=== TEXTE DE LA PAGE ===
-----

Par ses prises de position claires contre la dictature et pour l´état de droit, Naboudja Bouraima, puisque c´est de lui qu´il s´agit, ne plaît pas forcément à ceux qui ne veulent pas entendre parler d´alternance et considèrent le Togo comme leur propriété privée.

Depuis quelques semaines de lugubres personnes trouvent le malin plaisir de proférer des menaces de mort sur la personne de Naboudja Bouraima. À travers des messages vocaux émanant de correspondants inconnus ou des appels anonymes à ses parents, la menace est la même: faire peur au natif de Bassar pour qu´il laisse tout tomber, à savoir: laisser le RPT/UNIR continuer à voler, à piller, à tuer, bref à se comporter comme en territoire conquis. Au cas où le jeune père de famille ne prenait pas peur pour céder aux menaces, on lui promet de lui faire la peau.
Mais c´est mal connaître Naboudja Bouraima qui n´est pas à ses premières tracasseries à cause de ses opinions politiques, et qui dit bien connaître ses droits et devoirs en tant que citoyen togolais.
Qui est Naboudja Bouraima?

Nanti de son diplôme universitaire en philosophie, Naboudja Bouraima aurait pu se débrouiller autrement ou choisir l´aventure comme beaucoup de ses compatriotes. Mais bien que le salaire du travailleur togolais ne nourrisse pas forcément son homme, notre compatriote choisit la craie pour transmettre ses connaissances aux jeunes générations.

-----

=== CONSIGNE A ===
Répondez à ces questions sur le texte consacré à Naboudja Bouraima :
(i) Dans quelle discipline a-t-il obtenu son diplôme universitaire ?
(ii) Par quels moyens les menaces de mort lui parviennent-elles ?
(iii) De quelle localité est-il natif ?
Le texte et la liste ne présentent aucun lien entre eux.

-----

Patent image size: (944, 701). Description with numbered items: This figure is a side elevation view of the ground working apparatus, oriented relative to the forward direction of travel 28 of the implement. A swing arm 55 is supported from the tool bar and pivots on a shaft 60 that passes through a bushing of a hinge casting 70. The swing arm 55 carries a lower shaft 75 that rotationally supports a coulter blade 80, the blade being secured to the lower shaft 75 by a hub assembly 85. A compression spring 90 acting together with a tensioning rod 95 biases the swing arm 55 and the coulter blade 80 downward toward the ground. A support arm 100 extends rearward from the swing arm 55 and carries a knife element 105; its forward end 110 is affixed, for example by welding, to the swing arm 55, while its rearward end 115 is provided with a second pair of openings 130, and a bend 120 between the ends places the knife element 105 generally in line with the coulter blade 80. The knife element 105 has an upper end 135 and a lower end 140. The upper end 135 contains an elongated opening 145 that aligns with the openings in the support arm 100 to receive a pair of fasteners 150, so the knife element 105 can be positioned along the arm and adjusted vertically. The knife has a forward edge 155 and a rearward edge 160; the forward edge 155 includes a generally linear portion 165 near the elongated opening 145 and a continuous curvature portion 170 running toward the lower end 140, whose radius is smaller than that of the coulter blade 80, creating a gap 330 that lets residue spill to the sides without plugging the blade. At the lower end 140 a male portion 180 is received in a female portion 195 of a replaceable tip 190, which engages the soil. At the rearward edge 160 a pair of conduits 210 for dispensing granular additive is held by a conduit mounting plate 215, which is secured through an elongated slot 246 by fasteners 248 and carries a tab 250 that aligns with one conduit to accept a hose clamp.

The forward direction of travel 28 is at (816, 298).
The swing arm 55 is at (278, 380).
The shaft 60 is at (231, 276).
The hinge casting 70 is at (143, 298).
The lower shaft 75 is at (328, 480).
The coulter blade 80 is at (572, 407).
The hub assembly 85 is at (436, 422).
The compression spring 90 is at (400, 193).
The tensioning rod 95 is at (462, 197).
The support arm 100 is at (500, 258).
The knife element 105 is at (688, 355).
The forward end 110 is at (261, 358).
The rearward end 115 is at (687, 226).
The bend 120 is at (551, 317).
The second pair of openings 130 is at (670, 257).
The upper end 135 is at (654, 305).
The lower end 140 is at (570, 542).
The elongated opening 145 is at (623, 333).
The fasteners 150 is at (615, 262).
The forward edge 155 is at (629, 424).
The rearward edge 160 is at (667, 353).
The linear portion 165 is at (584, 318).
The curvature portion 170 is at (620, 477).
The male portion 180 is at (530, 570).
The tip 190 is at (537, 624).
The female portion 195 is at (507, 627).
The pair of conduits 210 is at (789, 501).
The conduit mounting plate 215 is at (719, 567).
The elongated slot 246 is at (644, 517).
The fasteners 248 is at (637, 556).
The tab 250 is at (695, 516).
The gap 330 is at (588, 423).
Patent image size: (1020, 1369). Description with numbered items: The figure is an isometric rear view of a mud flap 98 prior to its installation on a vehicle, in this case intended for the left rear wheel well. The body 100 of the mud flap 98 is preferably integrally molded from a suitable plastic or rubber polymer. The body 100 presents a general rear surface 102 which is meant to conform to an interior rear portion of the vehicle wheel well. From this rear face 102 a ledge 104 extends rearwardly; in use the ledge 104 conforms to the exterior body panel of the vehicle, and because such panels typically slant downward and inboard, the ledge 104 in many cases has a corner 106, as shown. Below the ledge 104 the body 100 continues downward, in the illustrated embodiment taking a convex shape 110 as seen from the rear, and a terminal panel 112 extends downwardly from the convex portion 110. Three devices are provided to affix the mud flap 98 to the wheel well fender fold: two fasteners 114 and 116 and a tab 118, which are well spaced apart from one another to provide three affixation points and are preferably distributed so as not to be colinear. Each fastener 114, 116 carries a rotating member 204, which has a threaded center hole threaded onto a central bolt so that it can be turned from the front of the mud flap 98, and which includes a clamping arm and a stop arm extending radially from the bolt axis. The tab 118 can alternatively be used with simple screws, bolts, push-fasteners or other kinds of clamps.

-----

=== CONSIGNE B ===
Transformez en liste numérotée les lignes de la liste, en partant du début de celle-ci et en terminant par la ligne qui contient "The swing arm 55 is at (278, 380).", cette ligne comprise, sans les lignes vides.

=== RÉPONSE ATTENDUE A ===
(i) En philosophie.
(ii) Par des messages vocaux de correspondants inconnus et par des appels anonymes à ses parents.
(iii) De Bassar.

=== RÉPONSE ATTENDUE B ===
1. Patent image size: (944, 701). Description with numbered items: This figure is a side elevation view of the ground working apparatus, oriented relative to the forward direction of travel 28 of the implement. A swing arm 55 is supported from the tool bar and pivots on a shaft 60 that passes through a bushing of a hinge casting 70. The swing arm 55 carries a lower shaft 75 that rotationally supports a coulter blade 80, the blade being secured to the lower shaft 75 by a hub assembly 85. A compression spring 90 acting together with a tensioning rod 95 biases the swing arm 55 and the coulter blade 80 downward toward the ground. A support arm 100 extends rearward from the swing arm 55 and carries a knife element 105; its forward end 110 is affixed, for example by welding, to the swing arm 55, while its rearward end 115 is provided with a second pair of openings 130, and a bend 120 between the ends places the knife element 105 generally in line with the coulter blade 80. The knife element 105 has an upper end 135 and a lower end 140. The upper end 135 contains an elongated opening 145 that aligns with the openings in the support arm 100 to receive a pair of fasteners 150, so the knife element 105 can be positioned along the arm and adjusted vertically. The knife has a forward edge 155 and a rearward edge 160; the forward edge 155 includes a generally linear portion 165 near the elongated opening 145 and a continuous curvature portion 170 running toward the lower end 140, whose radius is smaller than that of the coulter blade 80, creating a gap 330 that lets residue spill to the sides without plugging the blade. At the lower end 140 a male portion 180 is received in a female portion 195 of a replaceable tip 190, which engages the soil. At the rearward edge 160 a pair of conduits 210 for dispensing granular additive is held by a conduit mounting plate 215, which is secured through an elongated slot 246 by fasteners 248 and carries a tab 250 that aligns with one conduit to accept a hose clamp.
2. The forward direction of travel 28 is at (816, 298).
3. The swing arm 55 is at (278, 380).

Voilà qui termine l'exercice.